BEGIN Source data
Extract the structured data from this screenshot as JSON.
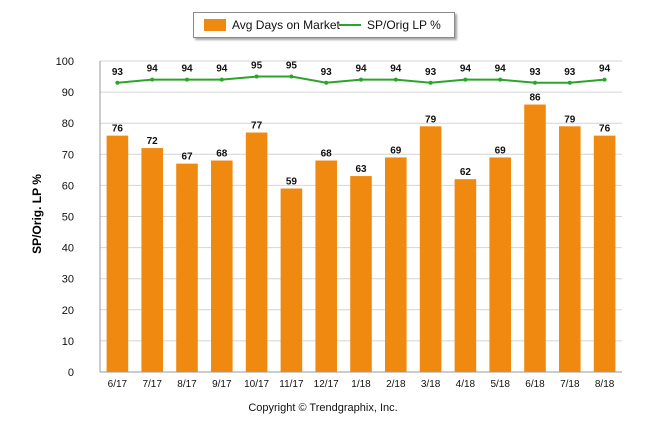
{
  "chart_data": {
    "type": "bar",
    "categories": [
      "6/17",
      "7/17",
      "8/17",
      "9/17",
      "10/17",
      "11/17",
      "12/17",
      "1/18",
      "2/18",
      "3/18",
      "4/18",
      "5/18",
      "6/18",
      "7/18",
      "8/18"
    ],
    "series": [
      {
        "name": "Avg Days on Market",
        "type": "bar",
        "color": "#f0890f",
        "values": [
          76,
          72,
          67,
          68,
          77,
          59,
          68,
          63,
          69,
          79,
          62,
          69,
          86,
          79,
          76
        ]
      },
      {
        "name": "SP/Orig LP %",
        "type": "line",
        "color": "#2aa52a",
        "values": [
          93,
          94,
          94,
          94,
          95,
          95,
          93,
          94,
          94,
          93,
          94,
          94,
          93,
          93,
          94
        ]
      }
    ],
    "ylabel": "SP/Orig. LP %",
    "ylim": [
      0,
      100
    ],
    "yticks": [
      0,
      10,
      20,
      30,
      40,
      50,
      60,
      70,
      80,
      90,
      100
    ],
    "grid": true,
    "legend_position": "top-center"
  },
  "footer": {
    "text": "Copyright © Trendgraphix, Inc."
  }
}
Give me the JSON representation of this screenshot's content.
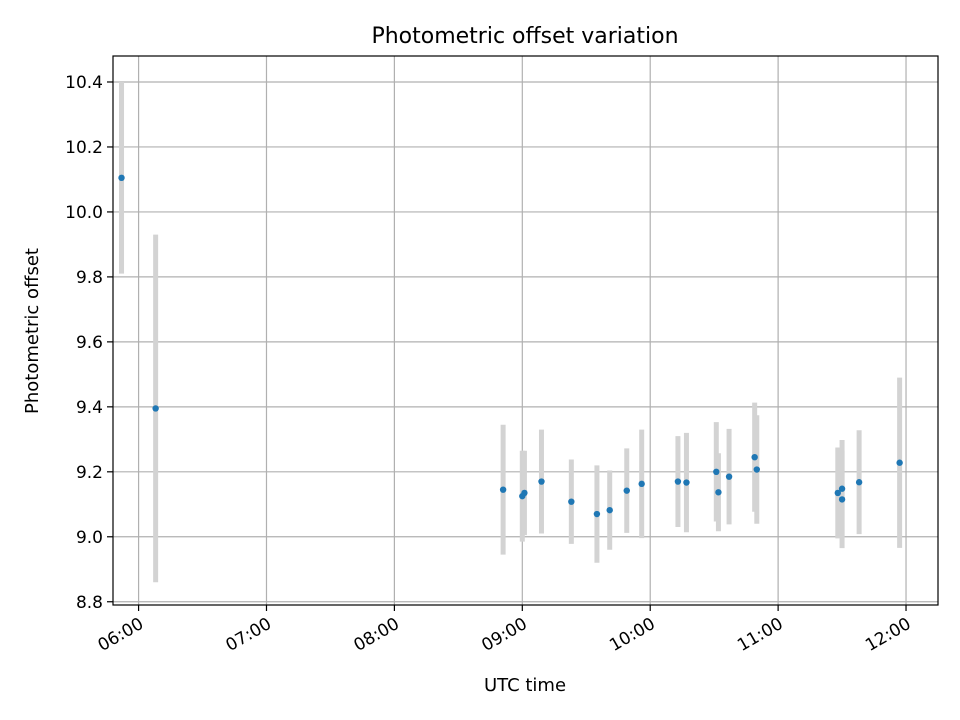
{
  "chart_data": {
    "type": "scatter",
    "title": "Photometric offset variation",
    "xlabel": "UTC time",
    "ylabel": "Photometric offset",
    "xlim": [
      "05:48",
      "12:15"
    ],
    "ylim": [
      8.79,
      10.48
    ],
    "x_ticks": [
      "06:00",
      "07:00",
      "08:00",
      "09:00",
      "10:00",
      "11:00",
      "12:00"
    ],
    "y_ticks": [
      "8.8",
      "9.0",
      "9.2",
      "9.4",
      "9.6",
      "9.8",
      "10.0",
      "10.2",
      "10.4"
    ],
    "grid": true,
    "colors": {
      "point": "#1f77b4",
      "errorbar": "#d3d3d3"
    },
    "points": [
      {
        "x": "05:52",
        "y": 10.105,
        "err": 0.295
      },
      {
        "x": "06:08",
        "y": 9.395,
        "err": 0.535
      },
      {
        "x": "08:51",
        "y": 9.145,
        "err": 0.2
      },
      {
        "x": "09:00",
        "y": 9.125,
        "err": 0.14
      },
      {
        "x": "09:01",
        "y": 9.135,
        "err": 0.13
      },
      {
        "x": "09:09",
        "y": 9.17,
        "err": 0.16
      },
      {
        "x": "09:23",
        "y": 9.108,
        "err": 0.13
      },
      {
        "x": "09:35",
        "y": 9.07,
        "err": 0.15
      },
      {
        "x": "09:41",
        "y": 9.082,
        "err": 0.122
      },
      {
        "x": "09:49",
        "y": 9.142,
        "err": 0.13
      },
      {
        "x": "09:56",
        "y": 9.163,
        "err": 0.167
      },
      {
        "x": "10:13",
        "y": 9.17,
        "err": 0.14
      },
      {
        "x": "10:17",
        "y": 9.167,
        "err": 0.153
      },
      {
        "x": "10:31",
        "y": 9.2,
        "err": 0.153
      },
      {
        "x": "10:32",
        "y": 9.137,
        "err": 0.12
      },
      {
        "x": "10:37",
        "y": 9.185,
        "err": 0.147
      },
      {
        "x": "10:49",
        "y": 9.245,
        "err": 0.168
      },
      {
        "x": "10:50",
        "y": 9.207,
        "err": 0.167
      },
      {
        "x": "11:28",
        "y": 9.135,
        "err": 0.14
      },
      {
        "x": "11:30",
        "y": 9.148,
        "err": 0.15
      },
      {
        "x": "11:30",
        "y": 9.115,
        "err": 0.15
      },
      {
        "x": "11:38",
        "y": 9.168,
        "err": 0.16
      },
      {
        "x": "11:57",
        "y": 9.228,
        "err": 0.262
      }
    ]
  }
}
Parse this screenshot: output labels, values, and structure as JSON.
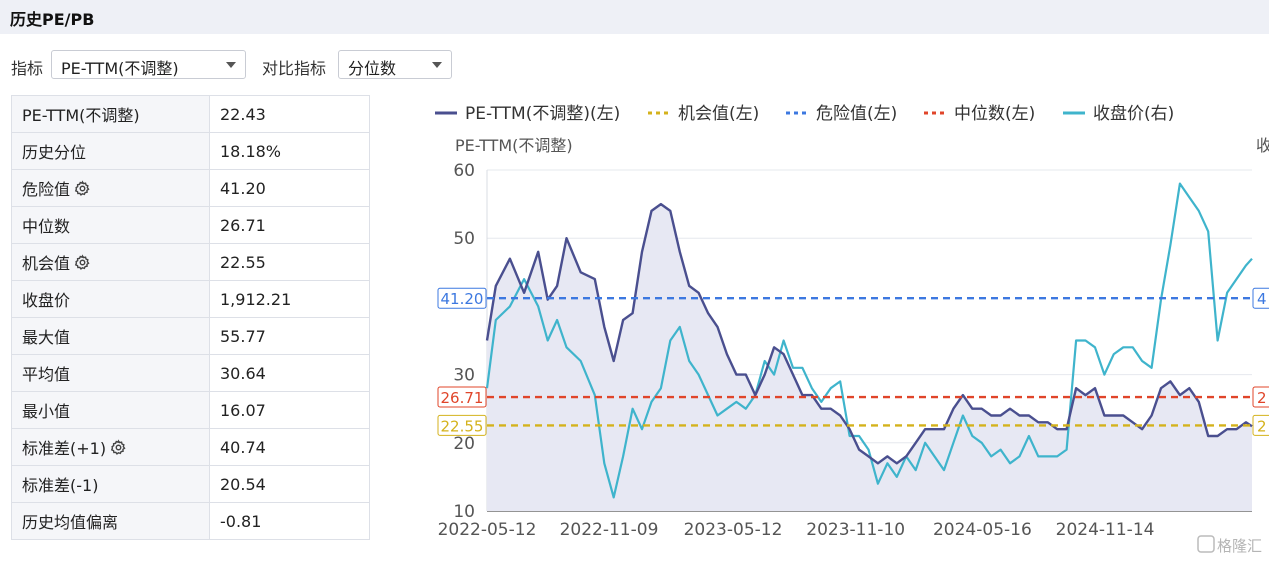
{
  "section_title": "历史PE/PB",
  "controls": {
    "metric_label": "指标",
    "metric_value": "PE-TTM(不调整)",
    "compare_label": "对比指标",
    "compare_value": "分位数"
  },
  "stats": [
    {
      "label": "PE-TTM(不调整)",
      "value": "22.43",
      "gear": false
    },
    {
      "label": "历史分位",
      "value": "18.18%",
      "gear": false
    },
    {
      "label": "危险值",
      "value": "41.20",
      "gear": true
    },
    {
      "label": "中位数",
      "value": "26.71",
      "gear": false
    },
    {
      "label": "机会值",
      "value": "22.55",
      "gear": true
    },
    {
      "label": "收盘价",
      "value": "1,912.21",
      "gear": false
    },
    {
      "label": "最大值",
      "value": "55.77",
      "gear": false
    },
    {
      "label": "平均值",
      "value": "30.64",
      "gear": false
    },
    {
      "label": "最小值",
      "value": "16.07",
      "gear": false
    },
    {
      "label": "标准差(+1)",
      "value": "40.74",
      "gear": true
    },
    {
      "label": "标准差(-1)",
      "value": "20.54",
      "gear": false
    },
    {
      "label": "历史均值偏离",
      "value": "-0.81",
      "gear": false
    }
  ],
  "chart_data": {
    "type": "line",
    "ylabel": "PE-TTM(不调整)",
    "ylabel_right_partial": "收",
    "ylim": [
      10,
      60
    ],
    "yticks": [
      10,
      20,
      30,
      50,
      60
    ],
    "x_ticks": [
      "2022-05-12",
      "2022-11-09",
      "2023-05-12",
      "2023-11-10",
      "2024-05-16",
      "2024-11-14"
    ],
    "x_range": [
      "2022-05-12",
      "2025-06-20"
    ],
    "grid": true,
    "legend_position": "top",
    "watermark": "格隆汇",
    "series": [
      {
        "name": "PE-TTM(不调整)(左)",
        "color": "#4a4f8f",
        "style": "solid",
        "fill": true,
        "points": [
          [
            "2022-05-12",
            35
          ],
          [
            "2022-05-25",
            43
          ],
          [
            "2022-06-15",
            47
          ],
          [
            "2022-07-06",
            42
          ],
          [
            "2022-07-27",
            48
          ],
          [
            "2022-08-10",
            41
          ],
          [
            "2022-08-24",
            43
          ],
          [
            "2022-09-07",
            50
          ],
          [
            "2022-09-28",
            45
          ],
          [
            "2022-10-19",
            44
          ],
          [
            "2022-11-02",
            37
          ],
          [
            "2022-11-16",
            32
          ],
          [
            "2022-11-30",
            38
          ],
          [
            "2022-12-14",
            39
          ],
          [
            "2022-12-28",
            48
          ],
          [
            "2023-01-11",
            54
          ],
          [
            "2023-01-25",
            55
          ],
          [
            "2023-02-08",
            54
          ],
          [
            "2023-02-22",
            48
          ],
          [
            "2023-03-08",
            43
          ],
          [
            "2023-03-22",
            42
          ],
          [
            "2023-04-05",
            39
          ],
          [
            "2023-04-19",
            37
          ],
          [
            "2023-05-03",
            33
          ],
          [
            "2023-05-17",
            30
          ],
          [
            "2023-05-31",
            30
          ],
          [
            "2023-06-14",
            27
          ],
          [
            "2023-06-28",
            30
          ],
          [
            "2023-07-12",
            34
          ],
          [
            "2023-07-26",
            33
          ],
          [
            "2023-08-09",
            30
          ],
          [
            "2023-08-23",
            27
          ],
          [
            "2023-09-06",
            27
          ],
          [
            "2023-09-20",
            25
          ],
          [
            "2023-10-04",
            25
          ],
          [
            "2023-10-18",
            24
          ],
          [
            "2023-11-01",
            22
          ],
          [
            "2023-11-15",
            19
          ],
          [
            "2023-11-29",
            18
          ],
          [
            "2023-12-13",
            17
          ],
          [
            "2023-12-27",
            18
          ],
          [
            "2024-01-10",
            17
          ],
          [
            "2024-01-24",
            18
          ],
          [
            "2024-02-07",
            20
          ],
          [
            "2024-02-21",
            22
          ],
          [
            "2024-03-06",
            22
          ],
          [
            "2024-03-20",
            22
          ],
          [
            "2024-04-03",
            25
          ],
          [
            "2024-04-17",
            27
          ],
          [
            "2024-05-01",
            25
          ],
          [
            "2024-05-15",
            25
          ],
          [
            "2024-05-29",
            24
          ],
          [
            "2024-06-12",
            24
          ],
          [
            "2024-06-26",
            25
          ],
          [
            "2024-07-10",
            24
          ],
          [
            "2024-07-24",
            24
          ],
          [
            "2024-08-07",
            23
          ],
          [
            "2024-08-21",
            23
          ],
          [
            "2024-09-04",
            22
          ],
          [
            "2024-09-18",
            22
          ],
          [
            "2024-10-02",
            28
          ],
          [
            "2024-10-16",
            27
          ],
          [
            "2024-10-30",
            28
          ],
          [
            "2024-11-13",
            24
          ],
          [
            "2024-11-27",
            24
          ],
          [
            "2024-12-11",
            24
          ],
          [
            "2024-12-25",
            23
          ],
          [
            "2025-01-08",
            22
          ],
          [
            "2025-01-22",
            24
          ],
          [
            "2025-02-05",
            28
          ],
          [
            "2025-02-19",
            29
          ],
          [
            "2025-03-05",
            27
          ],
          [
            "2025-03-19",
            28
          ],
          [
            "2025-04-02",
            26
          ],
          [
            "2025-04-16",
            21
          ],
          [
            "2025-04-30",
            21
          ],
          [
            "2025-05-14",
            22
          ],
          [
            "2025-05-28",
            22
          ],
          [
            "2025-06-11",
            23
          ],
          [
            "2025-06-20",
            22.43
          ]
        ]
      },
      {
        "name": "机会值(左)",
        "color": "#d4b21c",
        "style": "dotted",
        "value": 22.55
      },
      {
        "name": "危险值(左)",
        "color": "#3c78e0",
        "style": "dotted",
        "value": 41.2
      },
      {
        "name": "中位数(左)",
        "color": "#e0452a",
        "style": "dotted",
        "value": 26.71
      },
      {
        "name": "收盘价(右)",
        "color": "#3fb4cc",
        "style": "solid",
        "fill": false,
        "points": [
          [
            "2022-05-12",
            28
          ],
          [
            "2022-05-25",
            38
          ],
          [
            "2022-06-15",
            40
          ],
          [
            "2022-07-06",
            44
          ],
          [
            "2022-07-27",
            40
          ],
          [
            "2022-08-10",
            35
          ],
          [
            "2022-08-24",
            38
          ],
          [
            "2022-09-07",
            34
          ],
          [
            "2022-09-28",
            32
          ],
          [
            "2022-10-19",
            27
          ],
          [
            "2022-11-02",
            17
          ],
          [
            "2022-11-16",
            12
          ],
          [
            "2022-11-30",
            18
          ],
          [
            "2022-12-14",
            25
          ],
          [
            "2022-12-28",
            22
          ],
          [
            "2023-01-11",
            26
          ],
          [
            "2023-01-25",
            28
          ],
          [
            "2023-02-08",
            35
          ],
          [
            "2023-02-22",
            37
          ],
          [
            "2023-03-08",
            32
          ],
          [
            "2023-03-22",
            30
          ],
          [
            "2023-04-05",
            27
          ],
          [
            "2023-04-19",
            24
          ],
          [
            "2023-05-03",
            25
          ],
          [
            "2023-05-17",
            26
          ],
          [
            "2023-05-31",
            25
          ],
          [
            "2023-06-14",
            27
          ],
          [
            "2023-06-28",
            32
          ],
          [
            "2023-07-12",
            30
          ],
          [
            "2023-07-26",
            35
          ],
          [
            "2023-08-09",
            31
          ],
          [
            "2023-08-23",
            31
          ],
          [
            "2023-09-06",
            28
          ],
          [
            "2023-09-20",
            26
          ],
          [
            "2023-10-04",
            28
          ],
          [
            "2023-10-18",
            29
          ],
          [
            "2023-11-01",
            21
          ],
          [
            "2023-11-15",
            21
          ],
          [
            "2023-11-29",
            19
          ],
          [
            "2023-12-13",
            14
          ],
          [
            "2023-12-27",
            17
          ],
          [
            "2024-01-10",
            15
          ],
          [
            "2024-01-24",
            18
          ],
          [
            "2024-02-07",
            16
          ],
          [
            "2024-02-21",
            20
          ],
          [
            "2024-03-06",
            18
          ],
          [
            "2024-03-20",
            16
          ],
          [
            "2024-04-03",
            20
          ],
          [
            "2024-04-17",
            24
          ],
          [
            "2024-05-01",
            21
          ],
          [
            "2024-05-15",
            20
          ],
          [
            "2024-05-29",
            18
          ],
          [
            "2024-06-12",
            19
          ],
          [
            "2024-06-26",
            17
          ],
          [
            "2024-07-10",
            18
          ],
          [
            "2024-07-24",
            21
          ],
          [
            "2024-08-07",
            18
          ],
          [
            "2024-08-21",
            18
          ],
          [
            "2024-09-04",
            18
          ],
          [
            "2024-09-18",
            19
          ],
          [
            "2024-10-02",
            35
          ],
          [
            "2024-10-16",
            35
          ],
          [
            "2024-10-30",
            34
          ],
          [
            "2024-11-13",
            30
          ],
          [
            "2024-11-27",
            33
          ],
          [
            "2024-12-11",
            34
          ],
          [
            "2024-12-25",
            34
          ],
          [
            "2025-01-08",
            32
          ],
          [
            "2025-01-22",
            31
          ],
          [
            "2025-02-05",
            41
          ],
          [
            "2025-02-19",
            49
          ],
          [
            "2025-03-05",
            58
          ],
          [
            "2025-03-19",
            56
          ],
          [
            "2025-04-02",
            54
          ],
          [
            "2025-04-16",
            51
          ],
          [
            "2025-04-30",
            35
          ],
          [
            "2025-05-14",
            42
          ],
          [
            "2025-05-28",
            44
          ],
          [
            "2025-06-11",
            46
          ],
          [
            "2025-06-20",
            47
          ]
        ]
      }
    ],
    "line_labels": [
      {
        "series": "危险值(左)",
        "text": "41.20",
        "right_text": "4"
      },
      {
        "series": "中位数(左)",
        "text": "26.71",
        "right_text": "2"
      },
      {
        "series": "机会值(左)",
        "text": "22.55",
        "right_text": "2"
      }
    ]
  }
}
END Source data
= Given task =
Go through the entries and return each line where the word "name" appears.

= Full answer =
        "name": "Avg Days on Market",
        "name": "SP/Orig LP %",
        "name": "PE-TTM(不调整)(左)",
        "name": "机会值(左)",
        "name": "危险值(左)",
        "name": "中位数(左)",
        "name": "收盘价(右)",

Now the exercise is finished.